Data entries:

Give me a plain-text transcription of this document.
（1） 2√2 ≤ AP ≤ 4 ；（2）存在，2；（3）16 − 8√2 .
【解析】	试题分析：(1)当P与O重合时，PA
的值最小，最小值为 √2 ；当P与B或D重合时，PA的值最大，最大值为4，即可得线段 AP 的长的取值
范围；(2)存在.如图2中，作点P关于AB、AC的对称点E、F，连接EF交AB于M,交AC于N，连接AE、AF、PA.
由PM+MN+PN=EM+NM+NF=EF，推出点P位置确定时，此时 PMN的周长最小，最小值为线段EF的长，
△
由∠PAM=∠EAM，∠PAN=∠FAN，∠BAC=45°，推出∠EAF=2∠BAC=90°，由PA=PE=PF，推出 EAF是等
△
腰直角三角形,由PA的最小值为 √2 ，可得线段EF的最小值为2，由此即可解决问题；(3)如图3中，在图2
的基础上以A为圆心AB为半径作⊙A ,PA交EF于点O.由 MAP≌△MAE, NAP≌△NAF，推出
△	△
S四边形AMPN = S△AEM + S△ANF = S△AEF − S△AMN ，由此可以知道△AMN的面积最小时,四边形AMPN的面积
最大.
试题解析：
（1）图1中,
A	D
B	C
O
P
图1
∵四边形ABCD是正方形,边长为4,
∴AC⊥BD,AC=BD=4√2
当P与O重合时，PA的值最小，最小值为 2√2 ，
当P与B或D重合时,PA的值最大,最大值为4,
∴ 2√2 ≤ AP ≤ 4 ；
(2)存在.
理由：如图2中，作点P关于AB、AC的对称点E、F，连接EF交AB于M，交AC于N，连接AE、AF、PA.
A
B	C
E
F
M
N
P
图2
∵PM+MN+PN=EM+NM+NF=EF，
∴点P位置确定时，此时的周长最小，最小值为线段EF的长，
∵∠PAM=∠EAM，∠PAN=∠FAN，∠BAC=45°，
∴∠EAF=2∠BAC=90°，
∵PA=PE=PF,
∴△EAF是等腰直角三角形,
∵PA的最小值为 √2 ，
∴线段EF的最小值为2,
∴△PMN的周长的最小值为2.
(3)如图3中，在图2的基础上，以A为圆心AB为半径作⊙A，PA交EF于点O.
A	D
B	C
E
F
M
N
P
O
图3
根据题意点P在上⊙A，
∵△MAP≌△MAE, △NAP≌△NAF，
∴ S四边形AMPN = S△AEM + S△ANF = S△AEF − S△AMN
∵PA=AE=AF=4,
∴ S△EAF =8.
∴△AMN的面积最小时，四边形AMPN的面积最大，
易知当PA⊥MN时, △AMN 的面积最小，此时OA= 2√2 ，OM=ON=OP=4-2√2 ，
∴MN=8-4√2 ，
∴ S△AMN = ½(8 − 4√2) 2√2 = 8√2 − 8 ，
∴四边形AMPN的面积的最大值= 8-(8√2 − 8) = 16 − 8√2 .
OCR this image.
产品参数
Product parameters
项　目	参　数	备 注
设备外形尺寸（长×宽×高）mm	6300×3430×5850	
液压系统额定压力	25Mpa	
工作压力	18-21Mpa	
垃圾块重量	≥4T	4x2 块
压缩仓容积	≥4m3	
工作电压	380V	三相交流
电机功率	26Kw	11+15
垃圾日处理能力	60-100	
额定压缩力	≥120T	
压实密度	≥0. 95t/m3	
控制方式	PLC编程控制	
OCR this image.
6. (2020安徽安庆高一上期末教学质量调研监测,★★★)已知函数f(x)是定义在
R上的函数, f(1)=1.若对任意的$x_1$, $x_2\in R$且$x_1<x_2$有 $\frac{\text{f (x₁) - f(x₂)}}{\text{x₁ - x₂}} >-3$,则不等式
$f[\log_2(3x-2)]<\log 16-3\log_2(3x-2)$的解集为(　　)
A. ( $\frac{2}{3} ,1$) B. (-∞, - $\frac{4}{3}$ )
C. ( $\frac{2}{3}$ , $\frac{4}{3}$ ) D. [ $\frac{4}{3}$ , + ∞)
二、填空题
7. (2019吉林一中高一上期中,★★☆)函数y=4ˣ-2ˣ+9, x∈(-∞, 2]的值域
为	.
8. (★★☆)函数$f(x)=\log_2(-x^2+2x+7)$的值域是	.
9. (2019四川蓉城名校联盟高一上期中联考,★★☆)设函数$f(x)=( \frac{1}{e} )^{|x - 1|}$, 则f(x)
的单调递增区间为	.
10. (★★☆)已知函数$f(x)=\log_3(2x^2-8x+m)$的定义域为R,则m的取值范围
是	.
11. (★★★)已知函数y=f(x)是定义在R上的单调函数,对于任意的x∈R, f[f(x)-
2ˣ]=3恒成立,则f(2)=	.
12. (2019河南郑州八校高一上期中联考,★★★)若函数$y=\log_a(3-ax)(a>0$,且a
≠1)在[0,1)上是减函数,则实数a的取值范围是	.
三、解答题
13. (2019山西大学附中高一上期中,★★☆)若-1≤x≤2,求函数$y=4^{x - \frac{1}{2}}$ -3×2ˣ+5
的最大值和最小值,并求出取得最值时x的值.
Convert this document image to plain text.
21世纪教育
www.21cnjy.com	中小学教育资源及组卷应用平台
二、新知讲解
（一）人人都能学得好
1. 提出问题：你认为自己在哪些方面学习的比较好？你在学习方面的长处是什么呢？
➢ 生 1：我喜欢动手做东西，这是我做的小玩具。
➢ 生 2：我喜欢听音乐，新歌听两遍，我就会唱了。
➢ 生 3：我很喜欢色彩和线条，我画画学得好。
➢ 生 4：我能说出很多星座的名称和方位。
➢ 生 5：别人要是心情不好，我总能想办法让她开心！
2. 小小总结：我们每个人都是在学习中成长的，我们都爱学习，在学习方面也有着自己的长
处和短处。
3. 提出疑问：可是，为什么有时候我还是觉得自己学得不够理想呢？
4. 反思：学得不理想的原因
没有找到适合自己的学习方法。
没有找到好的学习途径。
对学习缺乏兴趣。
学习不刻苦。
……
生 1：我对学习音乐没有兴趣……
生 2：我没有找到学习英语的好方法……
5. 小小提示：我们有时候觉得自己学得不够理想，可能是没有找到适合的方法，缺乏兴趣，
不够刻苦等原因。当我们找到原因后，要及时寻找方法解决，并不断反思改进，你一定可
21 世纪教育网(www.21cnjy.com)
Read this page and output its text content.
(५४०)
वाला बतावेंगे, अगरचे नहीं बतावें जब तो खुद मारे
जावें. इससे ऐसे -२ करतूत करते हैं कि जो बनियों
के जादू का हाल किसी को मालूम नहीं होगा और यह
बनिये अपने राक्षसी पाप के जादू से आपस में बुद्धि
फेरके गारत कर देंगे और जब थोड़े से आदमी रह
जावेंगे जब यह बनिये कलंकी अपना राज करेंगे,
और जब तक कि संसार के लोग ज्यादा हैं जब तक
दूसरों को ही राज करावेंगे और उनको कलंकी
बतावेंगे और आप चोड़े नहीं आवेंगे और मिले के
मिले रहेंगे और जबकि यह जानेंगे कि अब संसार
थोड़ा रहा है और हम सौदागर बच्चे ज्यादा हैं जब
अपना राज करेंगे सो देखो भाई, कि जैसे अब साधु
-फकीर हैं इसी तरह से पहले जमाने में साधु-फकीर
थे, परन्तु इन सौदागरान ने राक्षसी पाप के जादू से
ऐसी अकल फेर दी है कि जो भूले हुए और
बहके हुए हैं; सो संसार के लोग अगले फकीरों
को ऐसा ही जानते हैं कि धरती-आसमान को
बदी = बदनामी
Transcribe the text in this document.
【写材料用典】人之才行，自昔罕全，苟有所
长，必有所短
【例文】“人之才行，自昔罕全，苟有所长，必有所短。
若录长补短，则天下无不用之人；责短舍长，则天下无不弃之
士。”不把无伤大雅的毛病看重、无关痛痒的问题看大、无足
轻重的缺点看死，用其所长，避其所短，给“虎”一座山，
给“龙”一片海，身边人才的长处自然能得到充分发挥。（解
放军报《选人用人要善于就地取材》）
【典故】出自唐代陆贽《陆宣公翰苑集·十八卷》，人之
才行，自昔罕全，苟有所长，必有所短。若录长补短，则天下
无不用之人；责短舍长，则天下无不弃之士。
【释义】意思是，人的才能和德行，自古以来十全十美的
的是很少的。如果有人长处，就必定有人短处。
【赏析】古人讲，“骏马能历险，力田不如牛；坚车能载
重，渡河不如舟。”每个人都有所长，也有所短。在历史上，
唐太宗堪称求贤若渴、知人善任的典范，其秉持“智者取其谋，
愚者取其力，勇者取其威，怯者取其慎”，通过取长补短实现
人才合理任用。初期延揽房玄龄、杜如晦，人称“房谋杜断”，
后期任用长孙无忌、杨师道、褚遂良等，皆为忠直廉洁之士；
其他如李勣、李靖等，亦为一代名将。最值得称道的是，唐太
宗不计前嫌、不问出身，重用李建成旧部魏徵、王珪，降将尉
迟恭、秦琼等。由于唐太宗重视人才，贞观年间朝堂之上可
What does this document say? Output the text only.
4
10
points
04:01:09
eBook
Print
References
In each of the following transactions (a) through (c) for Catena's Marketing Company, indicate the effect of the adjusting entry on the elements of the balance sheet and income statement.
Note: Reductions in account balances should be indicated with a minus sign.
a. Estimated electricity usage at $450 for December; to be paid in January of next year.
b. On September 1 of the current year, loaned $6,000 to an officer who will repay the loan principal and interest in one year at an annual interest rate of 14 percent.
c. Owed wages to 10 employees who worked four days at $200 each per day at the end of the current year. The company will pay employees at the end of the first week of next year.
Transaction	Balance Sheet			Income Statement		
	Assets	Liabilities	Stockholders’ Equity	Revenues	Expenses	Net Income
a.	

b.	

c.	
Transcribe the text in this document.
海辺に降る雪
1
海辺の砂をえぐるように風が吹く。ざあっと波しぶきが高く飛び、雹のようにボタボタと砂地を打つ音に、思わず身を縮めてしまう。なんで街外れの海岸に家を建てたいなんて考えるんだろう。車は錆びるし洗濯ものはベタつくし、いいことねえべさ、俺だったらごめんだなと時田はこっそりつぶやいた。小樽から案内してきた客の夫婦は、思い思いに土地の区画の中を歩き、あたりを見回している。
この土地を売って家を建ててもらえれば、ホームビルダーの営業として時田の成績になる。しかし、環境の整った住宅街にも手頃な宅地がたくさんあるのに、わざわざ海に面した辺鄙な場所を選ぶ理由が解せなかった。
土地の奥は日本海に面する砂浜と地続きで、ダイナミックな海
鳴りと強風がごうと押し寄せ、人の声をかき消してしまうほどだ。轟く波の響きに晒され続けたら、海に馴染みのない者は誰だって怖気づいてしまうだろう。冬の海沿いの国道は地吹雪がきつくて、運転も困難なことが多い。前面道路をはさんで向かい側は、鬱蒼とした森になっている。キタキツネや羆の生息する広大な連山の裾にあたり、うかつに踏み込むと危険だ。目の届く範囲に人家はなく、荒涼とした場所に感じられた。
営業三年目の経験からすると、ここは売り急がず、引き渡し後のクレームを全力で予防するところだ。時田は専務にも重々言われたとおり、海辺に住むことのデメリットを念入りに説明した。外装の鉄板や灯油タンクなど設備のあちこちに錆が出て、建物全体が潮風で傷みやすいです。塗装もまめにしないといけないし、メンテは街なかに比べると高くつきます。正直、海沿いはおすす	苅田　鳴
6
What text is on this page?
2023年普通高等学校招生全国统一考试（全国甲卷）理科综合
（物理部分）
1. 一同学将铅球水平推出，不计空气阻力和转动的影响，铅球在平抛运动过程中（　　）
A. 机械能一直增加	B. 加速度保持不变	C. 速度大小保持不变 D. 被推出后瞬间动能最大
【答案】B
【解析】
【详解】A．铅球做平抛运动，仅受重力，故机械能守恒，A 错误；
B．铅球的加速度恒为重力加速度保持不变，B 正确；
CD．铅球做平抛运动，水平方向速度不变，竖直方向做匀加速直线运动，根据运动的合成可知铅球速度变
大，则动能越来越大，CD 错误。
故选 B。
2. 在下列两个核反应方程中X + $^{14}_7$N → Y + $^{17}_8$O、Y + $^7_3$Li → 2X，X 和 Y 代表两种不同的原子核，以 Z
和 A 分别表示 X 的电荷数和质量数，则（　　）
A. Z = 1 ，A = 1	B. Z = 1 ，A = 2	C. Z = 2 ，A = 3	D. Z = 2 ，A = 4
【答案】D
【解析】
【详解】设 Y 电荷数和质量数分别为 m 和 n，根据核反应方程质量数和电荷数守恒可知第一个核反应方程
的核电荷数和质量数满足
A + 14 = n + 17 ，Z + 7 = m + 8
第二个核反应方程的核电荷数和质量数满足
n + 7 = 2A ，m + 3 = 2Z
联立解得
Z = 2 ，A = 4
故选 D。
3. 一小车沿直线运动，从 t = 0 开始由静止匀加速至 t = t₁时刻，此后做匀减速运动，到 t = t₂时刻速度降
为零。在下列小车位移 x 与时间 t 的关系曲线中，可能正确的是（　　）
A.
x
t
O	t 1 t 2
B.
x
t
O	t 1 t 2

### Stated exercise:
Repeat word for word the lines running from the line containing "What text is on this page?" to the end of the entries above, inclusive.

### Written answer:
What text is on this page?
2023年普通高等学校招生全国统一考试（全国甲卷）理科综合
（物理部分）
1. 一同学将铅球水平推出，不计空气阻力和转动的影响，铅球在平抛运动过程中（　　）
A. 机械能一直增加	B. 加速度保持不变	C. 速度大小保持不变 D. 被推出后瞬间动能最大
【答案】B
【解析】
【详解】A．铅球做平抛运动，仅受重力，故机械能守恒，A 错误；
B．铅球的加速度恒为重力加速度保持不变，B 正确；
CD．铅球做平抛运动，水平方向速度不变，竖直方向做匀加速直线运动，根据运动的合成可知铅球速度变
大，则动能越来越大，CD 错误。
故选 B。
2. 在下列两个核反应方程中X + $^{14}_7$N → Y + $^{17}_8$O、Y + $^7_3$Li → 2X，X 和 Y 代表两种不同的原子核，以 Z
和 A 分别表示 X 的电荷数和质量数，则（　　）
A. Z = 1 ，A = 1	B. Z = 1 ，A = 2	C. Z = 2 ，A = 3	D. Z = 2 ，A = 4
【答案】D
【解析】
【详解】设 Y 电荷数和质量数分别为 m 和 n，根据核反应方程质量数和电荷数守恒可知第一个核反应方程
的核电荷数和质量数满足
A + 14 = n + 17 ，Z + 7 = m + 8
第二个核反应方程的核电荷数和质量数满足
n + 7 = 2A ，m + 3 = 2Z
联立解得
Z = 2 ，A = 4
故选 D。
3. 一小车沿直线运动，从 t = 0 开始由静止匀加速至 t = t₁时刻，此后做匀减速运动，到 t = t₂时刻速度降
为零。在下列小车位移 x 与时间 t 的关系曲线中，可能正确的是（　　）
A.
x
t
O	t 1 t 2
B.
x
t
O	t 1 t 2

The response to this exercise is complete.